Find the lines that include the string "name" and report how many there are. Give no other text.

Material for this exercise =>
──────────────────────────────

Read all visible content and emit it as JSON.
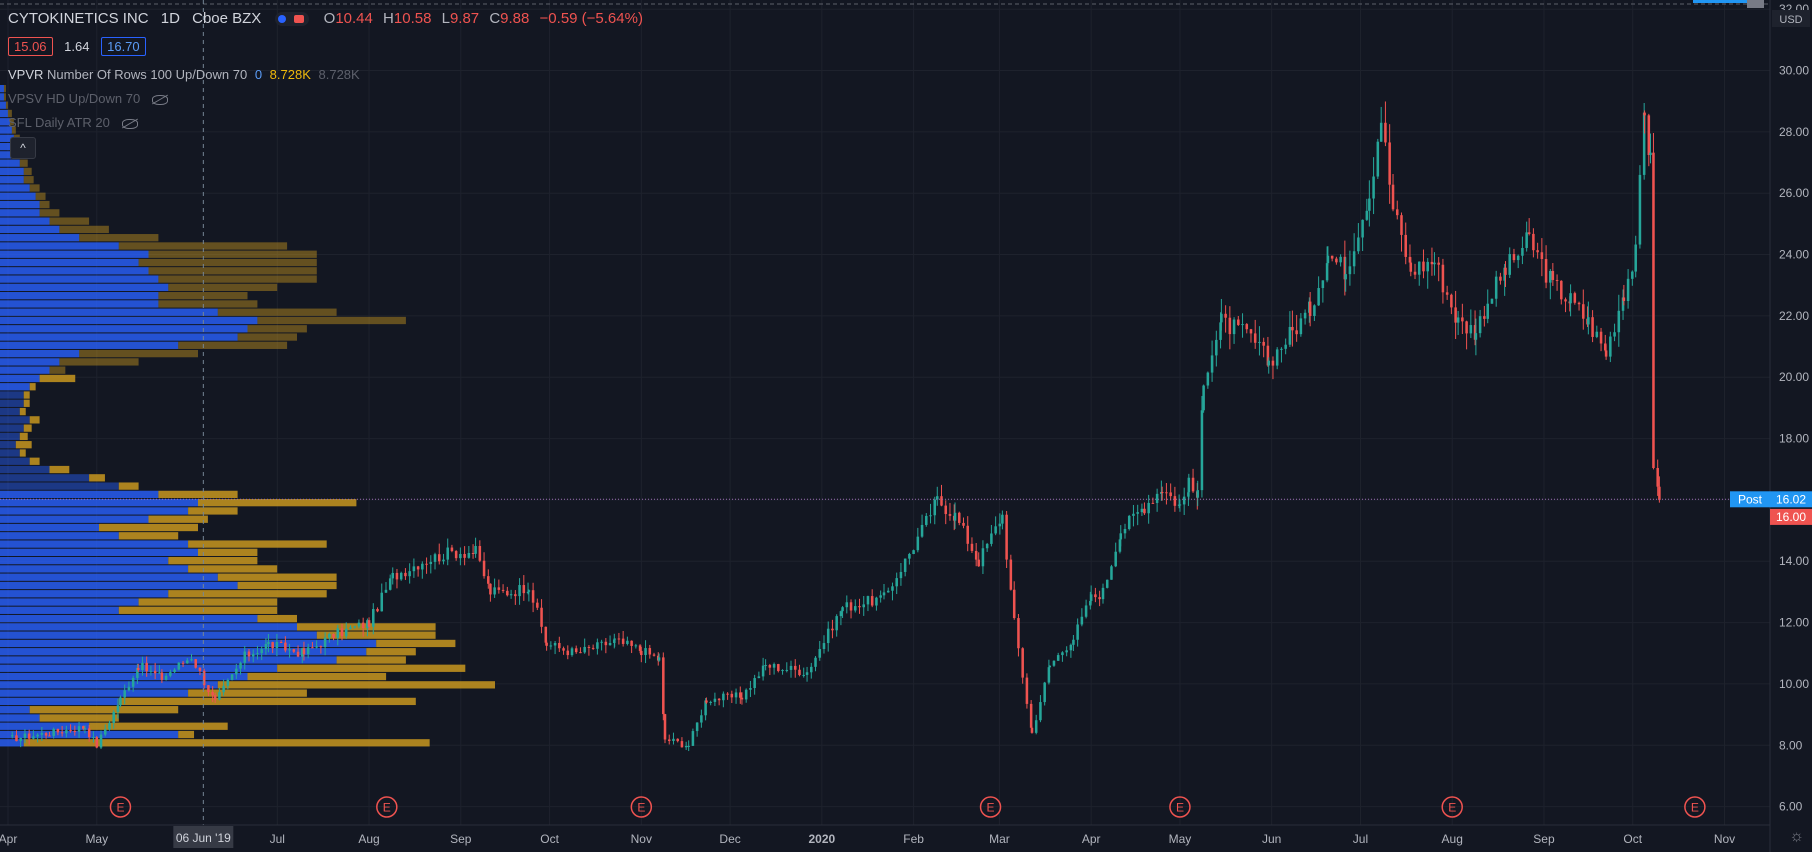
{
  "header": {
    "symbol": "CYTOKINETICS INC",
    "interval": "1D",
    "exchange": "Cboe BZX",
    "o_label": "O",
    "o_value": "10.44",
    "h_label": "H",
    "h_value": "10.58",
    "l_label": "L",
    "l_value": "9.87",
    "c_label": "C",
    "c_value": "9.88",
    "change": "−0.59 (−5.64%)"
  },
  "quote": {
    "bid": "15.06",
    "spread": "1.64",
    "ask": "16.70"
  },
  "indicators": [
    {
      "name": "VPVR",
      "params": "Number Of Rows 100 Up/Down 70",
      "v0": "0",
      "v1": "8.728K",
      "v2": "8.728K"
    },
    {
      "name": "VPSV HD Up/Down 70"
    },
    {
      "name": "SFL Daily ATR 20"
    }
  ],
  "collapse_glyph": "^",
  "settings_glyph": "☼",
  "colors": {
    "bg": "#131722",
    "up": "#26a69a",
    "down": "#ef5350",
    "grid": "#1e222d",
    "vp_up": "#2962ff",
    "vp_down": "#c8961e",
    "post": "#2196f3"
  },
  "chart_data": {
    "type": "candlestick",
    "currency": "USD",
    "y_ticks": [
      6,
      8,
      10,
      12,
      14,
      16,
      18,
      20,
      22,
      24,
      26,
      28,
      30,
      32
    ],
    "ylim": [
      5.4,
      32.3
    ],
    "x_ticks": [
      {
        "label": "Apr",
        "t": 0
      },
      {
        "label": "May",
        "t": 30
      },
      {
        "label": "Jul",
        "t": 91
      },
      {
        "label": "Aug",
        "t": 122
      },
      {
        "label": "Sep",
        "t": 153
      },
      {
        "label": "Oct",
        "t": 183
      },
      {
        "label": "Nov",
        "t": 214
      },
      {
        "label": "Dec",
        "t": 244
      },
      {
        "label": "2020",
        "t": 275
      },
      {
        "label": "Feb",
        "t": 306
      },
      {
        "label": "Mar",
        "t": 335
      },
      {
        "label": "Apr",
        "t": 366
      },
      {
        "label": "May",
        "t": 396
      },
      {
        "label": "Jun",
        "t": 427
      },
      {
        "label": "Jul",
        "t": 457
      },
      {
        "label": "Aug",
        "t": 488
      },
      {
        "label": "Sep",
        "t": 519
      },
      {
        "label": "Oct",
        "t": 549
      },
      {
        "label": "Nov",
        "t": 580
      }
    ],
    "x_range": [
      0,
      592
    ],
    "crosshair": {
      "date_label": "06 Jun '19",
      "t": 66
    },
    "price_labels": [
      {
        "text": "Post",
        "value": "16.02",
        "price": 16.02
      },
      {
        "text": "",
        "value": "16.00",
        "price": 16.0
      }
    ],
    "earnings": {
      "marker": "E",
      "t": [
        38,
        128,
        214,
        332,
        396,
        488,
        570
      ]
    },
    "anchors": [
      [
        0,
        8.2
      ],
      [
        14,
        8.4
      ],
      [
        26,
        8.6
      ],
      [
        30,
        8.0
      ],
      [
        38,
        9.5
      ],
      [
        44,
        10.6
      ],
      [
        52,
        10.2
      ],
      [
        62,
        10.9
      ],
      [
        70,
        9.4
      ],
      [
        80,
        10.9
      ],
      [
        88,
        11.3
      ],
      [
        100,
        11.0
      ],
      [
        110,
        11.6
      ],
      [
        122,
        12.0
      ],
      [
        130,
        13.5
      ],
      [
        140,
        14.0
      ],
      [
        150,
        14.3
      ],
      [
        158,
        14.3
      ],
      [
        163,
        13.0
      ],
      [
        170,
        13.0
      ],
      [
        176,
        13.2
      ],
      [
        182,
        11.3
      ],
      [
        192,
        11.0
      ],
      [
        205,
        11.4
      ],
      [
        214,
        11.1
      ],
      [
        220,
        10.8
      ],
      [
        222,
        8.2
      ],
      [
        230,
        8.0
      ],
      [
        236,
        9.5
      ],
      [
        248,
        9.6
      ],
      [
        256,
        10.6
      ],
      [
        270,
        10.4
      ],
      [
        282,
        12.5
      ],
      [
        296,
        12.8
      ],
      [
        306,
        14.5
      ],
      [
        314,
        16.0
      ],
      [
        320,
        15.5
      ],
      [
        328,
        14.0
      ],
      [
        336,
        15.5
      ],
      [
        340,
        12.0
      ],
      [
        346,
        8.4
      ],
      [
        352,
        10.6
      ],
      [
        360,
        11.5
      ],
      [
        366,
        12.8
      ],
      [
        370,
        13.0
      ],
      [
        376,
        15.0
      ],
      [
        384,
        15.8
      ],
      [
        390,
        16.4
      ],
      [
        396,
        15.8
      ],
      [
        399,
        16.5
      ],
      [
        402,
        16.1
      ],
      [
        404,
        20.0
      ],
      [
        410,
        21.8
      ],
      [
        420,
        21.3
      ],
      [
        426,
        20.5
      ],
      [
        434,
        21.5
      ],
      [
        440,
        22.2
      ],
      [
        446,
        24.0
      ],
      [
        452,
        23.5
      ],
      [
        460,
        26.0
      ],
      [
        464,
        28.5
      ],
      [
        468,
        25.5
      ],
      [
        474,
        23.5
      ],
      [
        482,
        23.8
      ],
      [
        490,
        21.8
      ],
      [
        496,
        21.5
      ],
      [
        500,
        22.5
      ],
      [
        506,
        23.5
      ],
      [
        514,
        24.5
      ],
      [
        522,
        23.0
      ],
      [
        528,
        22.5
      ],
      [
        534,
        21.8
      ],
      [
        540,
        20.8
      ],
      [
        546,
        22.8
      ],
      [
        550,
        24.0
      ],
      [
        553,
        28.8
      ],
      [
        555,
        27.0
      ],
      [
        556,
        17.2
      ],
      [
        558,
        16.0
      ]
    ],
    "volume_profile_max_k": 8.728,
    "volume_profile": [
      [
        8.08,
        12,
        205
      ],
      [
        8.35,
        90,
        8
      ],
      [
        8.62,
        45,
        70
      ],
      [
        8.89,
        20,
        40
      ],
      [
        9.16,
        15,
        75
      ],
      [
        9.43,
        60,
        150
      ],
      [
        9.7,
        95,
        60
      ],
      [
        9.97,
        110,
        140
      ],
      [
        10.24,
        125,
        70
      ],
      [
        10.51,
        140,
        95
      ],
      [
        10.78,
        170,
        35
      ],
      [
        11.05,
        185,
        25
      ],
      [
        11.32,
        190,
        40
      ],
      [
        11.59,
        160,
        60
      ],
      [
        11.86,
        150,
        70
      ],
      [
        12.13,
        130,
        20
      ],
      [
        12.4,
        60,
        80
      ],
      [
        12.67,
        70,
        70
      ],
      [
        12.94,
        85,
        80
      ],
      [
        13.21,
        120,
        50
      ],
      [
        13.48,
        110,
        60
      ],
      [
        13.75,
        95,
        45
      ],
      [
        14.02,
        85,
        45
      ],
      [
        14.29,
        100,
        30
      ],
      [
        14.56,
        95,
        70
      ],
      [
        14.83,
        60,
        30
      ],
      [
        15.1,
        50,
        50
      ],
      [
        15.37,
        75,
        30
      ],
      [
        15.64,
        95,
        25
      ],
      [
        15.91,
        100,
        80
      ],
      [
        16.18,
        80,
        40
      ],
      [
        16.45,
        60,
        10
      ],
      [
        16.72,
        45,
        8
      ],
      [
        16.99,
        25,
        10
      ],
      [
        17.26,
        15,
        5
      ],
      [
        17.53,
        10,
        3
      ],
      [
        17.8,
        8,
        8
      ],
      [
        18.07,
        10,
        4
      ],
      [
        18.34,
        12,
        4
      ],
      [
        18.61,
        15,
        5
      ],
      [
        18.88,
        10,
        3
      ],
      [
        19.15,
        12,
        3
      ],
      [
        19.42,
        12,
        3
      ],
      [
        19.69,
        15,
        3
      ],
      [
        19.96,
        20,
        18
      ],
      [
        20.23,
        25,
        8
      ],
      [
        20.5,
        30,
        40
      ],
      [
        20.77,
        40,
        60
      ],
      [
        21.04,
        90,
        55
      ],
      [
        21.31,
        120,
        30
      ],
      [
        21.58,
        125,
        30
      ],
      [
        21.85,
        130,
        75
      ],
      [
        22.12,
        110,
        60
      ],
      [
        22.39,
        80,
        50
      ],
      [
        22.66,
        80,
        45
      ],
      [
        22.93,
        85,
        55
      ],
      [
        23.2,
        80,
        80
      ],
      [
        23.47,
        75,
        85
      ],
      [
        23.74,
        70,
        90
      ],
      [
        24.01,
        75,
        85
      ],
      [
        24.28,
        60,
        85
      ],
      [
        24.55,
        40,
        40
      ],
      [
        24.82,
        30,
        25
      ],
      [
        25.09,
        25,
        20
      ],
      [
        25.36,
        20,
        10
      ],
      [
        25.63,
        20,
        5
      ],
      [
        25.9,
        18,
        5
      ],
      [
        26.17,
        15,
        5
      ],
      [
        26.44,
        12,
        5
      ],
      [
        26.71,
        12,
        4
      ],
      [
        26.98,
        10,
        4
      ],
      [
        27.25,
        9,
        4
      ],
      [
        27.52,
        8,
        3
      ],
      [
        27.79,
        7,
        3
      ],
      [
        28.06,
        6,
        2
      ],
      [
        28.33,
        5,
        2
      ],
      [
        28.6,
        4,
        2
      ],
      [
        28.87,
        3,
        1
      ],
      [
        29.14,
        2,
        1
      ],
      [
        29.41,
        2,
        1
      ]
    ]
  }
}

──────────────────────────────

Finished exercise =>
3